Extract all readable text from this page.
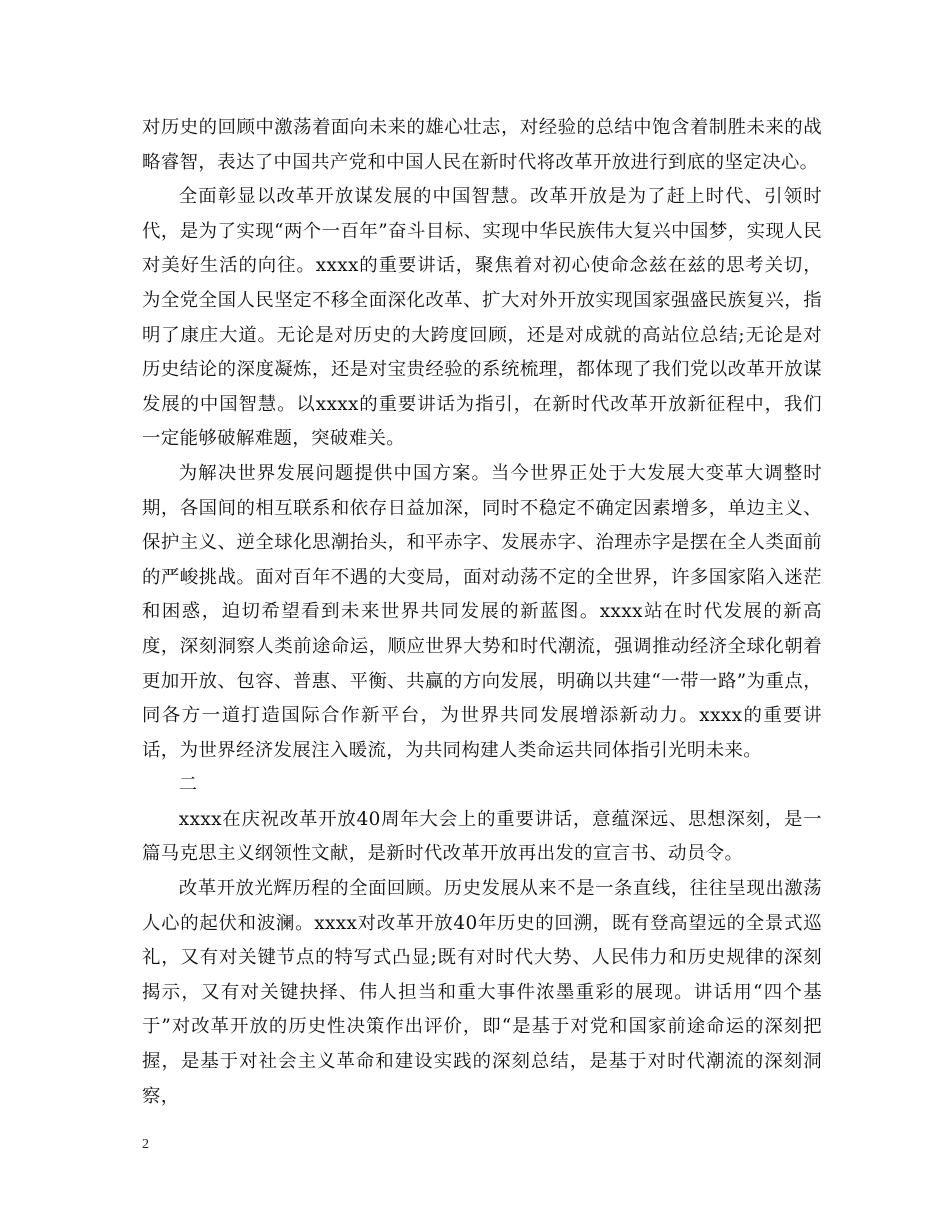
对历史的回顾中激荡着面向未来的雄心壮志，对经验的总结中饱含着制胜未来的战略睿智，表达了中国共产党和中国人民在新时代将改革开放进行到底的坚定决心。

全面彰显以改革开放谋发展的中国智慧。改革开放是为了赶上时代、引领时代，是为了实现“两个一百年”奋斗目标、实现中华民族伟大复兴中国梦，实现人民对美好生活的向往。xxxx的重要讲话，聚焦着对初心使命念兹在兹的思考关切，为全党全国人民坚定不移全面深化改革、扩大对外开放实现国家强盛民族复兴，指明了康庄大道。无论是对历史的大跨度回顾，还是对成就的高站位总结;无论是对历史结论的深度凝炼，还是对宝贵经验的系统梳理，都体现了我们党以改革开放谋发展的中国智慧。以xxxx的重要讲话为指引，在新时代改革开放新征程中，我们一定能够破解难题，突破难关。

为解决世界发展问题提供中国方案。当今世界正处于大发展大变革大调整时期，各国间的相互联系和依存日益加深，同时不稳定不确定因素增多，单边主义、保护主义、逆全球化思潮抬头，和平赤字、发展赤字、治理赤字是摆在全人类面前的严峻挑战。面对百年不遇的大变局，面对动荡不定的全世界，许多国家陷入迷茫和困惑，迫切希望看到未来世界共同发展的新蓝图。xxxx站在时代发展的新高度，深刻洞察人类前途命运，顺应世界大势和时代潮流，强调推动经济全球化朝着更加开放、包容、普惠、平衡、共赢的方向发展，明确以共建“一带一路”为重点，同各方一道打造国际合作新平台，为世界共同发展增添新动力。xxxx的重要讲话，为世界经济发展注入暖流，为共同构建人类命运共同体指引光明未来。

二

xxxx在庆祝改革开放40周年大会上的重要讲话，意蕴深远、思想深刻，是一篇马克思主义纲领性文献，是新时代改革开放再出发的宣言书、动员令。

改革开放光辉历程的全面回顾。历史发展从来不是一条直线，往往呈现出激荡人心的起伏和波澜。xxxx对改革开放40年历史的回溯，既有登高望远的全景式巡礼，又有对关键节点的特写式凸显;既有对时代大势、人民伟力和历史规律的深刻揭示，又有对关键抉择、伟人担当和重大事件浓墨重彩的展现。讲话用“四个基于”对改革开放的历史性决策作出评价，即“是基于对党和国家前途命运的深刻把握，是基于对社会主义革命和建设实践的深刻总结，是基于对时代潮流的深刻洞察，

2
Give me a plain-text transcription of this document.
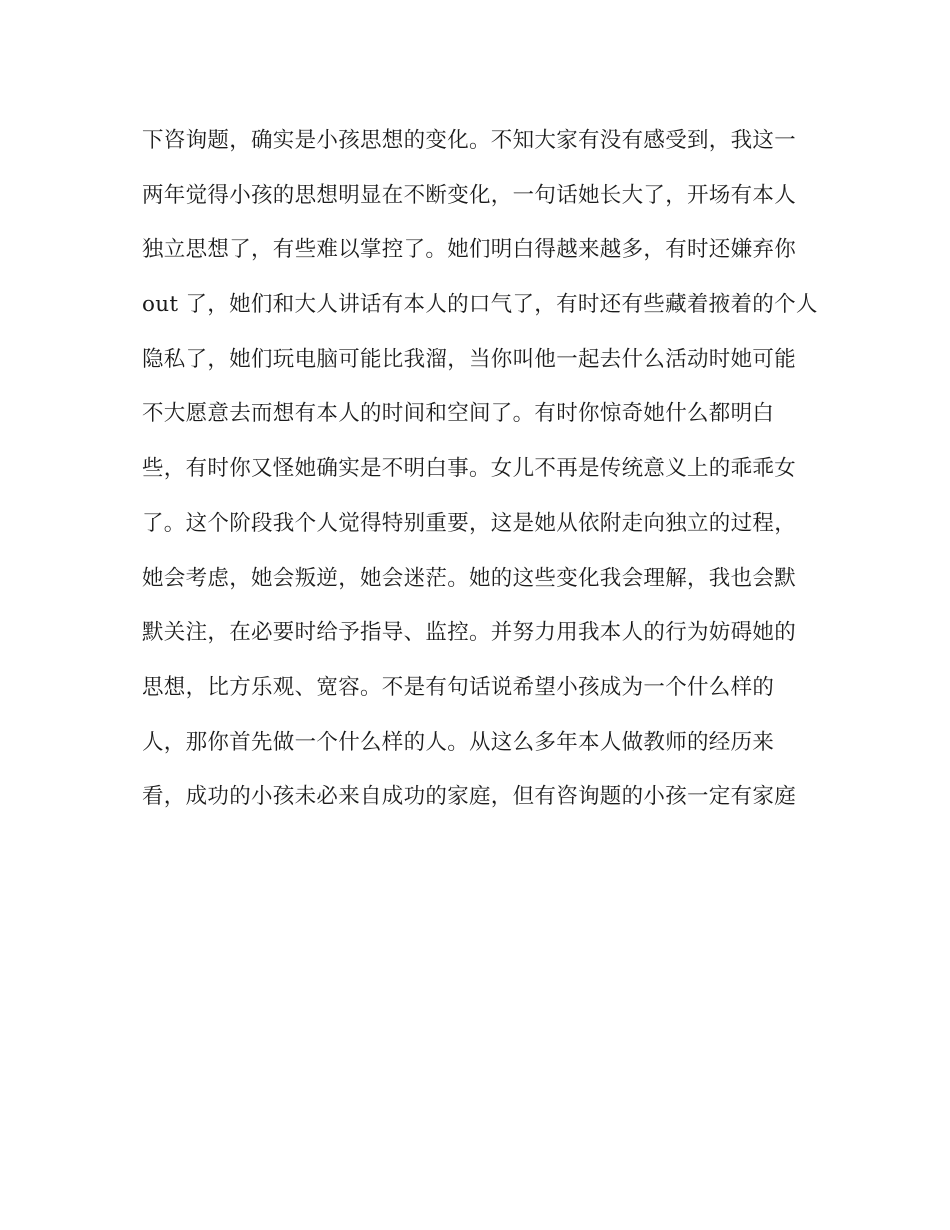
下咨询题，确实是小孩思想的变化。不知大家有没有感受到，我这一
两年觉得小孩的思想明显在不断变化，一句话她长大了，开场有本人
独立思想了，有些难以掌控了。她们明白得越来越多，有时还嫌弃你
out 了，她们和大人讲话有本人的口气了，有时还有些藏着掖着的个人
隐私了，她们玩电脑可能比我溜，当你叫他一起去什么活动时她可能
不大愿意去而想有本人的时间和空间了。有时你惊奇她什么都明白
些，有时你又怪她确实是不明白事。女儿不再是传统意义上的乖乖女
了。这个阶段我个人觉得特别重要，这是她从依附走向独立的过程，
她会考虑，她会叛逆，她会迷茫。她的这些变化我会理解，我也会默
默关注，在必要时给予指导、监控。并努力用我本人的行为妨碍她的
思想，比方乐观、宽容。不是有句话说希望小孩成为一个什么样的
人，那你首先做一个什么样的人。从这么多年本人做教师的经历来
看，成功的小孩未必来自成功的家庭，但有咨询题的小孩一定有家庭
========================================
• **GIVEN TASK**:
Transcribe all of the records above character for character. Exclude the pictures.

• **EXERCISE RESULT**:
Extract all readable text from this page.
对历史的回顾中激荡着面向未来的雄心壮志，对经验的总结中饱含着制胜未来的战略睿智，表达了中国共产党和中国人民在新时代将改革开放进行到底的坚定决心。

全面彰显以改革开放谋发展的中国智慧。改革开放是为了赶上时代、引领时代，是为了实现“两个一百年”奋斗目标、实现中华民族伟大复兴中国梦，实现人民对美好生活的向往。xxxx的重要讲话，聚焦着对初心使命念兹在兹的思考关切，为全党全国人民坚定不移全面深化改革、扩大对外开放实现国家强盛民族复兴，指明了康庄大道。无论是对历史的大跨度回顾，还是对成就的高站位总结;无论是对历史结论的深度凝炼，还是对宝贵经验的系统梳理，都体现了我们党以改革开放谋发展的中国智慧。以xxxx的重要讲话为指引，在新时代改革开放新征程中，我们一定能够破解难题，突破难关。

为解决世界发展问题提供中国方案。当今世界正处于大发展大变革大调整时期，各国间的相互联系和依存日益加深，同时不稳定不确定因素增多，单边主义、保护主义、逆全球化思潮抬头，和平赤字、发展赤字、治理赤字是摆在全人类面前的严峻挑战。面对百年不遇的大变局，面对动荡不定的全世界，许多国家陷入迷茫和困惑，迫切希望看到未来世界共同发展的新蓝图。xxxx站在时代发展的新高度，深刻洞察人类前途命运，顺应世界大势和时代潮流，强调推动经济全球化朝着更加开放、包容、普惠、平衡、共赢的方向发展，明确以共建“一带一路”为重点，同各方一道打造国际合作新平台，为世界共同发展增添新动力。xxxx的重要讲话，为世界经济发展注入暖流，为共同构建人类命运共同体指引光明未来。

二

xxxx在庆祝改革开放40周年大会上的重要讲话，意蕴深远、思想深刻，是一篇马克思主义纲领性文献，是新时代改革开放再出发的宣言书、动员令。

改革开放光辉历程的全面回顾。历史发展从来不是一条直线，往往呈现出激荡人心的起伏和波澜。xxxx对改革开放40年历史的回溯，既有登高望远的全景式巡礼，又有对关键节点的特写式凸显;既有对时代大势、人民伟力和历史规律的深刻揭示，又有对关键抉择、伟人担当和重大事件浓墨重彩的展现。讲话用“四个基于”对改革开放的历史性决策作出评价，即“是基于对党和国家前途命运的深刻把握，是基于对社会主义革命和建设实践的深刻总结，是基于对时代潮流的深刻洞察，

2
Give me a plain-text transcription of this document.
下咨询题，确实是小孩思想的变化。不知大家有没有感受到，我这一
两年觉得小孩的思想明显在不断变化，一句话她长大了，开场有本人
独立思想了，有些难以掌控了。她们明白得越来越多，有时还嫌弃你
out 了，她们和大人讲话有本人的口气了，有时还有些藏着掖着的个人
隐私了，她们玩电脑可能比我溜，当你叫他一起去什么活动时她可能
不大愿意去而想有本人的时间和空间了。有时你惊奇她什么都明白
些，有时你又怪她确实是不明白事。女儿不再是传统意义上的乖乖女
了。这个阶段我个人觉得特别重要，这是她从依附走向独立的过程，
她会考虑，她会叛逆，她会迷茫。她的这些变化我会理解，我也会默
默关注，在必要时给予指导、监控。并努力用我本人的行为妨碍她的
思想，比方乐观、宽容。不是有句话说希望小孩成为一个什么样的
人，那你首先做一个什么样的人。从这么多年本人做教师的经历来
看，成功的小孩未必来自成功的家庭，但有咨询题的小孩一定有家庭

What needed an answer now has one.